Shares of the social saving site Groupon (GRPN), business networking site LinkedIn (LNKD) and social gaming company Zynga (ZNGA) jumped on Thursday, February 2. It was less than 24 hours after Facebook filed its IPO prospectus, and the increases were undeniable. Zynga leaped over 17%, Groupon, almost 8% and LinkedIn roughly 6%. By the end of trading this past Tuesday (Feb. 7), the increases enjoyed by these stocks had fallen slightly but remained elevated. The $7.79-billion market cap LinkedIn grew almost 4% from the beginning of trading Thursday to the end of the trading day Tuesday. The $15.58-billion market cap Groupon increased almost 2% and the $9.36-billion market cap Zynga was up over 3%.
While other tech companies were not so lucky, there were increases across the board in the industry since Facebook's IPO was filed. Google (GOOG), which is a favorite pick of Stephen Mandel's Lone Pine Capital, has a $193.89 billion market cap and offers the social components Google Plus and Google Currents, and it went up nearly 2%. Baidu, Inc. (BIDU) rose less 1% from the open of trading Thursday to the close of trading Tuesday, AOL Inc. (AOL) fell over 2% and Yahoo (YHOO) moved less than 1%.

* * * * *

### What this task involves
Could you carry on the article about tech stock moves after Facebook's IPO filing, picking up after its last sentence?

Element box annotations
* * * * *

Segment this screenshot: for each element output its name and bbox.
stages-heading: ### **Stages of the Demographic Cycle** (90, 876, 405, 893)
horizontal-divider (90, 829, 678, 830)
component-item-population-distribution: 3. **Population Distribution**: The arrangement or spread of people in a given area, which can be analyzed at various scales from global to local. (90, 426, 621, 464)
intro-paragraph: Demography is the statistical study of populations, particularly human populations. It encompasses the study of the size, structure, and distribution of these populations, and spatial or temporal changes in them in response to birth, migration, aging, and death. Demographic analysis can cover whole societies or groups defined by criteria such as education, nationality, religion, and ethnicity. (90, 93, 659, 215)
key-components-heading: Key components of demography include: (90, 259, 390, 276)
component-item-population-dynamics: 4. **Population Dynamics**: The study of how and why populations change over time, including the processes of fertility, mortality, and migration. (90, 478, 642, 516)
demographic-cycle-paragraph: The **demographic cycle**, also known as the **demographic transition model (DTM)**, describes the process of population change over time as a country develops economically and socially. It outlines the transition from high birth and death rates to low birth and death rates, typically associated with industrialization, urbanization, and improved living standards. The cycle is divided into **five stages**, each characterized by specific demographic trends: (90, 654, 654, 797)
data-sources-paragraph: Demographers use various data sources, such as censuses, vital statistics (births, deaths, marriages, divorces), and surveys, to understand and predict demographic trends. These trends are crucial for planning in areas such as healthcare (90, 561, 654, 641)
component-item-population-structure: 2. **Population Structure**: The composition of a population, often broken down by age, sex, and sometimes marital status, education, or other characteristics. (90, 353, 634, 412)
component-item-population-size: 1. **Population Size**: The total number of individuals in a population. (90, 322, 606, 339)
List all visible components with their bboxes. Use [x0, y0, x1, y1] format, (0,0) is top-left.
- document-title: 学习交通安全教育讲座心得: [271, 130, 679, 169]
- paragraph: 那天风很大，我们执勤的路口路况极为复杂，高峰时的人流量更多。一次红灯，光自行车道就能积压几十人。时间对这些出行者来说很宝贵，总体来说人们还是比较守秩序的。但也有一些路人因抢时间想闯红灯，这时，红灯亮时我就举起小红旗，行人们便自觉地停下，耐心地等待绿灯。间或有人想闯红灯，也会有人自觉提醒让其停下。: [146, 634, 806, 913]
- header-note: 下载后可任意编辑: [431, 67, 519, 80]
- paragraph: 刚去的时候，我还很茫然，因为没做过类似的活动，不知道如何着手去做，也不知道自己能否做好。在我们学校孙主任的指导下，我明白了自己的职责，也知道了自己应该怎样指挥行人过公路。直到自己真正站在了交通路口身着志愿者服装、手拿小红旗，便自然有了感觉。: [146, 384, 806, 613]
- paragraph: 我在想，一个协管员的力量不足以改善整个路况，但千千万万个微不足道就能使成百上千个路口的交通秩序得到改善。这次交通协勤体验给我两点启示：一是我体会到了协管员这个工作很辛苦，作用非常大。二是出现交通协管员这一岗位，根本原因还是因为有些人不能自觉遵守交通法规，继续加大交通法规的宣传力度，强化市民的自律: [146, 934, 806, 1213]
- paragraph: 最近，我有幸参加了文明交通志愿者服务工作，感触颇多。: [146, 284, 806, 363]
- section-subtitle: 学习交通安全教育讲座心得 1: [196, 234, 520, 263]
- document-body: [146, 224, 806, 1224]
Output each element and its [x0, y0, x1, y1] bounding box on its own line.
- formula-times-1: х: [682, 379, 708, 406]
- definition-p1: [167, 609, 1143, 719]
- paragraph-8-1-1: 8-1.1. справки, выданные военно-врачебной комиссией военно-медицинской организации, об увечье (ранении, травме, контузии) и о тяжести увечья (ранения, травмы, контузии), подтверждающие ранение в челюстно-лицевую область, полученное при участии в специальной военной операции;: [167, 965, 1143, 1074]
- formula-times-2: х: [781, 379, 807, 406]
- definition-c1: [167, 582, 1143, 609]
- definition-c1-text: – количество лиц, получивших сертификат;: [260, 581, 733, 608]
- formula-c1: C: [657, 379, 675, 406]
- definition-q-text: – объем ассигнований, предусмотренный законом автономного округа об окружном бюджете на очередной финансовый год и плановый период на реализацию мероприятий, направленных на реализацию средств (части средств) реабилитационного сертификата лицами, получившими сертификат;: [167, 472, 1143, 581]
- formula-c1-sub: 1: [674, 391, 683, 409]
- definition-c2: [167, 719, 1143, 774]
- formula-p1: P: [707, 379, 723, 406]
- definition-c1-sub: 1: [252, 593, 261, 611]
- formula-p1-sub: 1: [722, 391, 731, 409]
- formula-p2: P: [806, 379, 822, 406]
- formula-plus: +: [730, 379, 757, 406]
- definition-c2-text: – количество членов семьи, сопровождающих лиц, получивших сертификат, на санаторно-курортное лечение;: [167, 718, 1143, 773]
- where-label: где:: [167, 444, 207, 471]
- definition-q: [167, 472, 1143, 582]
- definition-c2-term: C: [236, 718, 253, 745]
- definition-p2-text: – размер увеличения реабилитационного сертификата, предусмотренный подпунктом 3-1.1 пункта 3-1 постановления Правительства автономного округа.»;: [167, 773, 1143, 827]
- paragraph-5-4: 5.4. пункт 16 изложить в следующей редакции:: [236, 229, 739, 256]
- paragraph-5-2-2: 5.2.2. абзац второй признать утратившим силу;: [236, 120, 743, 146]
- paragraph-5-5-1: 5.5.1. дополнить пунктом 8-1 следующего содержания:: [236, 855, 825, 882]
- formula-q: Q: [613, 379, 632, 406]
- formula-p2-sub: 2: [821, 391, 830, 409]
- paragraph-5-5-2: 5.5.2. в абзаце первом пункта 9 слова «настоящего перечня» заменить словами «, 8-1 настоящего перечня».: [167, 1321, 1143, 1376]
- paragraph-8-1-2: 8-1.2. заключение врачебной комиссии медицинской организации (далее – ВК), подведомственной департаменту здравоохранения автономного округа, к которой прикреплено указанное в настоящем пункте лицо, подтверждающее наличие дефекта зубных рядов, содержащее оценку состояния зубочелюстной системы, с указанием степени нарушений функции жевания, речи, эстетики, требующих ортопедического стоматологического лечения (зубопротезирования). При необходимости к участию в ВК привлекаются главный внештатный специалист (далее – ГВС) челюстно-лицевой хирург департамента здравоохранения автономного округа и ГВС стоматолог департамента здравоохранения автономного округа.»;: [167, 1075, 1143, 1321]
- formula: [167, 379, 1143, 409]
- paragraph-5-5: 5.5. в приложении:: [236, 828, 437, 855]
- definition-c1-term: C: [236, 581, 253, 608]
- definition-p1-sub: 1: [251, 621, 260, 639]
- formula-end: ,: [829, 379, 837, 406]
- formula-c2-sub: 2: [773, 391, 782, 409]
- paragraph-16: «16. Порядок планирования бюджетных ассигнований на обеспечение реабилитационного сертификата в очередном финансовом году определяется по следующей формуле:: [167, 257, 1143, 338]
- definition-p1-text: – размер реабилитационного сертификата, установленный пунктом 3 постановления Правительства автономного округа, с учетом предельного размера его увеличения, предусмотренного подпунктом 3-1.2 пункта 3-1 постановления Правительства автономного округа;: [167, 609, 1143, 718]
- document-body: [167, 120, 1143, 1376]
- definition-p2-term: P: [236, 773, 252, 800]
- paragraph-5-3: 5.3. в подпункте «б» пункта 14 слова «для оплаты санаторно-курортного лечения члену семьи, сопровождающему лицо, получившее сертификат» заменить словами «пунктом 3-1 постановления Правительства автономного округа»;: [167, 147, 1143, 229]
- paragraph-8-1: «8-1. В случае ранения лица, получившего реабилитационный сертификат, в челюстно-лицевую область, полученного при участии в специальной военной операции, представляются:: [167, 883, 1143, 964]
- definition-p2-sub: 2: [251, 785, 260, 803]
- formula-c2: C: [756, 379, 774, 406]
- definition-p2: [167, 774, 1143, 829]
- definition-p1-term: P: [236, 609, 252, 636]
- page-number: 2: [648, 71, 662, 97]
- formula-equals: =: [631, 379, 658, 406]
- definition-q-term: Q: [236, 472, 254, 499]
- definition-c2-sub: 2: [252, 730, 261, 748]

* * * * *

### Exercise answer
On the one hand, there has been a lot of enthusiasm in the tech sector recently. According to data from IPO advisory firm Renaissance Capital, the tech sector saw 41 IPOs in the first 11 months of 2011, with an average first-day increase of 20.3%. The current bullishness in the tech sector could spell good things for a Facebook IPO. On the other hand, "Selling begets selling," said Paul Bard, a director of research at Renaissance Capital. "In the environment we're in right now, investors are wary of risk, and so these less-seasoned companies will naturally face more selling pressure." The same is true in the reverse - buying begets buying and investors wary of risk will seek out companies that they believe offer the least amount of risk for the greatest reward. But there could be other forces at work here.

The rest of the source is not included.